Instructions to follow:
Copy out every line in which the string "JSON" occurs.

Records supplied:
-- start --

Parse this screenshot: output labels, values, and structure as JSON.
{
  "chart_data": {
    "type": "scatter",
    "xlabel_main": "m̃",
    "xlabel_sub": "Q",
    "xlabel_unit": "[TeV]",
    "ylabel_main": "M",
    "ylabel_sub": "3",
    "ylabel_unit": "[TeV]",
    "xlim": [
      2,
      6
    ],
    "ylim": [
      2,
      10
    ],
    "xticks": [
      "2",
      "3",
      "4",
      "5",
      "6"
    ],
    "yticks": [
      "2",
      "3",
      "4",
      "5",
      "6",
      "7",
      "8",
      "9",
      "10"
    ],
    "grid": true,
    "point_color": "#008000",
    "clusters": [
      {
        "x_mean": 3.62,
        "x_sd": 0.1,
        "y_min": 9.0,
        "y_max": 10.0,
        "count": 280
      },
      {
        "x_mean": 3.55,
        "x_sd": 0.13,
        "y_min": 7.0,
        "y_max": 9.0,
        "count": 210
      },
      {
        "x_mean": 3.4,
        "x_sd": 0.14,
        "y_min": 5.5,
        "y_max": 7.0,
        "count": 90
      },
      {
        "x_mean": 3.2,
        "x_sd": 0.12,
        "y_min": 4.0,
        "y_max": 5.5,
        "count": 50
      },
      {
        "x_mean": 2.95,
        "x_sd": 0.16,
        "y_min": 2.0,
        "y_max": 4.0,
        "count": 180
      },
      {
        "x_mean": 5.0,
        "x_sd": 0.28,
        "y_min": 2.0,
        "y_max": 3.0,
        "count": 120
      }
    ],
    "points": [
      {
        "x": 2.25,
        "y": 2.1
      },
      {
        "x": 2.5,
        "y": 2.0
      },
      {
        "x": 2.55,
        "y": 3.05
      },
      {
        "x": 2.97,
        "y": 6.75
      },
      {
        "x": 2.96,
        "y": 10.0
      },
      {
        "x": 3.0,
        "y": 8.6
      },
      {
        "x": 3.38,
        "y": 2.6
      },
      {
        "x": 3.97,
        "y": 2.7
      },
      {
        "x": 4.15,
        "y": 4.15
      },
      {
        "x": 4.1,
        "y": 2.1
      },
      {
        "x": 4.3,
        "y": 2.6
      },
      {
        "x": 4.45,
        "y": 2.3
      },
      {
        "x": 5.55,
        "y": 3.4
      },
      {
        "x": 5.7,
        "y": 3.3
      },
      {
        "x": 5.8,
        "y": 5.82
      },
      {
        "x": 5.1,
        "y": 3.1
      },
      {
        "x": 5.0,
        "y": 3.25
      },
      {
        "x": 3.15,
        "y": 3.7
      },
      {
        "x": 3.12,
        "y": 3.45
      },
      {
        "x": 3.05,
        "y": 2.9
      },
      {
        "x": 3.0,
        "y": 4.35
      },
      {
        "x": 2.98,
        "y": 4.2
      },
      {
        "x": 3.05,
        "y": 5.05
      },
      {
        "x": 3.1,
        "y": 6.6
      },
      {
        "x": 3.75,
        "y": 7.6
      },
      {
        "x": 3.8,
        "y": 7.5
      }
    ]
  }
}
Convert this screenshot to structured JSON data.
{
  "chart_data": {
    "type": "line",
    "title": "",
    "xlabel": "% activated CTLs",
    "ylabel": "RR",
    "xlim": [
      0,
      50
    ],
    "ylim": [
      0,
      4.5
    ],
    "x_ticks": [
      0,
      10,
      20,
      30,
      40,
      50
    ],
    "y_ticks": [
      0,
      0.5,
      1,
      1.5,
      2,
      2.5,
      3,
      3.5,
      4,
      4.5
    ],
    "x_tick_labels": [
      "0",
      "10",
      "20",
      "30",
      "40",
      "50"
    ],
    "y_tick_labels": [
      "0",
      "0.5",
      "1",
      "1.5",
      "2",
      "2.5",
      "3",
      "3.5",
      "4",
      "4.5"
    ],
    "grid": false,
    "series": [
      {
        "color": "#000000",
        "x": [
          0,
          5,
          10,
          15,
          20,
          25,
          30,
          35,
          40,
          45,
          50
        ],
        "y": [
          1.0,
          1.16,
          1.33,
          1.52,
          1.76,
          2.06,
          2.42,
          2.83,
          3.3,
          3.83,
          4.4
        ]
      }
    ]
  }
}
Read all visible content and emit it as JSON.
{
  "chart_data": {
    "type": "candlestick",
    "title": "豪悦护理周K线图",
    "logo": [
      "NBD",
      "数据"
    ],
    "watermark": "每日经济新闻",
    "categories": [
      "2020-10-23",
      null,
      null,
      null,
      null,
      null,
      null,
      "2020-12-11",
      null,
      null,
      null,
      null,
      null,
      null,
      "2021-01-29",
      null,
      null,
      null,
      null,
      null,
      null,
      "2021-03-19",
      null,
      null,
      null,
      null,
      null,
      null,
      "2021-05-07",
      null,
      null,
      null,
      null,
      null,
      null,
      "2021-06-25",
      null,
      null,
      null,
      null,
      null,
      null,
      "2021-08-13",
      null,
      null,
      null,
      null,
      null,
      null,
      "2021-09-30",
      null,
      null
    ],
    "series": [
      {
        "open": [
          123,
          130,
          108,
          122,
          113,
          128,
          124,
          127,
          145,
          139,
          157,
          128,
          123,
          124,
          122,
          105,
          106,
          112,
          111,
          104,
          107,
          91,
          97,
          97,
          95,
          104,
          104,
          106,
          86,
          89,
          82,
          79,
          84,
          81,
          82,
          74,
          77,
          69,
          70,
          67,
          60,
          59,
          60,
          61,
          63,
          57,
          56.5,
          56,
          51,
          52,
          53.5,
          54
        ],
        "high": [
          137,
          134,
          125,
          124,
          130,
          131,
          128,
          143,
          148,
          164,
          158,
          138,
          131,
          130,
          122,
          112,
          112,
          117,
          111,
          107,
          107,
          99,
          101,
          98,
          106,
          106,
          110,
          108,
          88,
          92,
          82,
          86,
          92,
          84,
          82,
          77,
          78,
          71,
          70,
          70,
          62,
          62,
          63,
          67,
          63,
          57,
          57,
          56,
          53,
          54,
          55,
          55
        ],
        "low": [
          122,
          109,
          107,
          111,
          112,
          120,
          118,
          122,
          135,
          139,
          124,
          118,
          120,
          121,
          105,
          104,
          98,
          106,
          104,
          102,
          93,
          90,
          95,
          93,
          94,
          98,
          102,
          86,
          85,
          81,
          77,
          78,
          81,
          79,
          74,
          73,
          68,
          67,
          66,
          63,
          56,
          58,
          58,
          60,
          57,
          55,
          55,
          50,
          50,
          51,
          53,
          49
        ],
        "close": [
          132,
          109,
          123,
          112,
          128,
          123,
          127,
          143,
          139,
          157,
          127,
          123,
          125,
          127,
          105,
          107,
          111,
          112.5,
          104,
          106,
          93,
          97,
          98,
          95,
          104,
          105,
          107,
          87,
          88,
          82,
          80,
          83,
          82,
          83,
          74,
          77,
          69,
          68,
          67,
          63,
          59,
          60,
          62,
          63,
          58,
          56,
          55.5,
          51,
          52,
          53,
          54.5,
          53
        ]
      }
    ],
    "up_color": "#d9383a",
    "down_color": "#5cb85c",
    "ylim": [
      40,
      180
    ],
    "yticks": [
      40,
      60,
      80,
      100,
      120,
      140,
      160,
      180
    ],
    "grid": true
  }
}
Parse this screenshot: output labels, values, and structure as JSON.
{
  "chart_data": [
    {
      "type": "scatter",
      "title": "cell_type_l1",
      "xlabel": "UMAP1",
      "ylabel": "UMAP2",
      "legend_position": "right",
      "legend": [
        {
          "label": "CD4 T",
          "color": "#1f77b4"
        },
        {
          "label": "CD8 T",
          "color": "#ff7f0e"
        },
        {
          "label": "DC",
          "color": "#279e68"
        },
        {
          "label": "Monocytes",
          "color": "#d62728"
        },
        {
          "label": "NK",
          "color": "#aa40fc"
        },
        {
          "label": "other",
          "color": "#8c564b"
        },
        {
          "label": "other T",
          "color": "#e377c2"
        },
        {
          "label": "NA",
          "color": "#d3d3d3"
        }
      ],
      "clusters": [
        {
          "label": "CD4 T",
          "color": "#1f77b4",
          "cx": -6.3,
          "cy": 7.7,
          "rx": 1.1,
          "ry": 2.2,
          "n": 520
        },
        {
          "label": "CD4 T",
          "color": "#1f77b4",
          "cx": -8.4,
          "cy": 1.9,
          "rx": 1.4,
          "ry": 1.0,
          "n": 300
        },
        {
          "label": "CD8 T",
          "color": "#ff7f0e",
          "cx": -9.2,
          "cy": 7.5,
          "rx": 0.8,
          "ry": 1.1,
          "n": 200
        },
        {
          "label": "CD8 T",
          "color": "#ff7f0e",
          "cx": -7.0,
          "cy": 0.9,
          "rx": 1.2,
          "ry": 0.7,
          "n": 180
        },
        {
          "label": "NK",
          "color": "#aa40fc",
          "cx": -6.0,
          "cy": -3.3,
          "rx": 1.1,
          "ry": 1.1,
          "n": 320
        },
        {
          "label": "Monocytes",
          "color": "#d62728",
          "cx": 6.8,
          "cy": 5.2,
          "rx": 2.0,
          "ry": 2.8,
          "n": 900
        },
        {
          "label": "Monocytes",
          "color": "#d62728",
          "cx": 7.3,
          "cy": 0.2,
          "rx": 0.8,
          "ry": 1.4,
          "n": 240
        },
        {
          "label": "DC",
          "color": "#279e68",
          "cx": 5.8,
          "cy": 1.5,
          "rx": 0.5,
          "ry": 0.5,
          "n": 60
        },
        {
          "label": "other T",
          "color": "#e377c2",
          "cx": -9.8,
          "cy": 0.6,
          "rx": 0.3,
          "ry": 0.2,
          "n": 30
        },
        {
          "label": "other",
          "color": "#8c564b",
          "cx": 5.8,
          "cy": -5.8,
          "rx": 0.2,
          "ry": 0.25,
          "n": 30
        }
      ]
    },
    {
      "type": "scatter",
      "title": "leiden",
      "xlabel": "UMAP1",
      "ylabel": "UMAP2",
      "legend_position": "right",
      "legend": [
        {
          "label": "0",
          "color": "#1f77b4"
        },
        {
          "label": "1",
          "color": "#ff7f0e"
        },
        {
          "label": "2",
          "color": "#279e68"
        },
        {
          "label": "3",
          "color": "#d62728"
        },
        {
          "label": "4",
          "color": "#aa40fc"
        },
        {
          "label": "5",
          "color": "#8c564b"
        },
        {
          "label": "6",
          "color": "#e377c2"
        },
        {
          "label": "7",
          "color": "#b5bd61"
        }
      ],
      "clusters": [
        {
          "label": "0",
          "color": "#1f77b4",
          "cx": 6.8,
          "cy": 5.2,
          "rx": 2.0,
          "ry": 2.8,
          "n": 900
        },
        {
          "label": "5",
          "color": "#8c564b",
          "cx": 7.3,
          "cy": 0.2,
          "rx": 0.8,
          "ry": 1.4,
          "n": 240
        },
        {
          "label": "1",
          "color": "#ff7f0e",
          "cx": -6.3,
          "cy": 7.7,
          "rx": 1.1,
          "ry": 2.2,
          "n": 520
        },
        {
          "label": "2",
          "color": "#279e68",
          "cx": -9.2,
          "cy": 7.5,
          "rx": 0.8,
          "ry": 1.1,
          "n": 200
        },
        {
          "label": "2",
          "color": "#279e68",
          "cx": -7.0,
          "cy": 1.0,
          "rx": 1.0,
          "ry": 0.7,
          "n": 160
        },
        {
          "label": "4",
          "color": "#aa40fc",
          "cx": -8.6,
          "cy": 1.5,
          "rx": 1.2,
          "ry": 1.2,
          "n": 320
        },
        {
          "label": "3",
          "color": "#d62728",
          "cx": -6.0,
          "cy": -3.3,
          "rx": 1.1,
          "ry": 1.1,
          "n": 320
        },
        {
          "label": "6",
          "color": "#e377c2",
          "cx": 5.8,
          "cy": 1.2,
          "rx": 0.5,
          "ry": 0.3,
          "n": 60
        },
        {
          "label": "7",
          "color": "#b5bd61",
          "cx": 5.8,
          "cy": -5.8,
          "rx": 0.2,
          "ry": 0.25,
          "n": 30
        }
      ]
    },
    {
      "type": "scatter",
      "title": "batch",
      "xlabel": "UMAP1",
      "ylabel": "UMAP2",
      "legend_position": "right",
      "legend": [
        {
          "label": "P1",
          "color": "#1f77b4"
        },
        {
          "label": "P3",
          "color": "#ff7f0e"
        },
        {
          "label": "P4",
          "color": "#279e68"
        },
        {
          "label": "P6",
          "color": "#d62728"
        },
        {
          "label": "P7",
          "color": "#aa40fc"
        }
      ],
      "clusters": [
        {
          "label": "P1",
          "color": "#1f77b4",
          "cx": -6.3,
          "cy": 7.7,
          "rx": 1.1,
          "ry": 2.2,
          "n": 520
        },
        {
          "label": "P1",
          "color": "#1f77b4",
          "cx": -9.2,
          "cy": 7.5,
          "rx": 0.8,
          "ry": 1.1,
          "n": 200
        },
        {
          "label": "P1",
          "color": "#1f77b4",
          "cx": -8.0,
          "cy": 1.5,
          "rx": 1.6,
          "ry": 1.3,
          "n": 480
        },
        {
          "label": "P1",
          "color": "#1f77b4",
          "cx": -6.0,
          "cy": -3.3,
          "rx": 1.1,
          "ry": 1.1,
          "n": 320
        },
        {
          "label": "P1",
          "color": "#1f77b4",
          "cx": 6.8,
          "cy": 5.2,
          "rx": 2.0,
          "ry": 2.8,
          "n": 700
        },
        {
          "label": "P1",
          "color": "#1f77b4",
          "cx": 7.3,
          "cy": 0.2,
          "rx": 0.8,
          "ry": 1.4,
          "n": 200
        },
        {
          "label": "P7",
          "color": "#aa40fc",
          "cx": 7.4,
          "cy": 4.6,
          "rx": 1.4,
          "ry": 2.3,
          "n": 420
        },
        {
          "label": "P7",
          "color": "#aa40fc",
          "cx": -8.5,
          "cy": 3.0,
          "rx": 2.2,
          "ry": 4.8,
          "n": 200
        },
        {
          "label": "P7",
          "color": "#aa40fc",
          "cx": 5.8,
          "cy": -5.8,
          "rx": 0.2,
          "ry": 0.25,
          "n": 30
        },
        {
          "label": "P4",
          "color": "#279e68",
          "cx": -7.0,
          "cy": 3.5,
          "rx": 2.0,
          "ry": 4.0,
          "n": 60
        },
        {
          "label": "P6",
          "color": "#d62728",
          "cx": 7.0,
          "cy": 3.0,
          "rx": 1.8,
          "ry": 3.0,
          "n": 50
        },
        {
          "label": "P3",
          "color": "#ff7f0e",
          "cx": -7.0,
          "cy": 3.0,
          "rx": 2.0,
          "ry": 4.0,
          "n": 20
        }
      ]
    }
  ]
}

-- end --

Answer for the task:
Parse this screenshot: output labels, values, and structure as JSON.
Convert this screenshot to structured JSON data.
Read all visible content and emit it as JSON.
Parse this screenshot: output labels, values, and structure as JSON.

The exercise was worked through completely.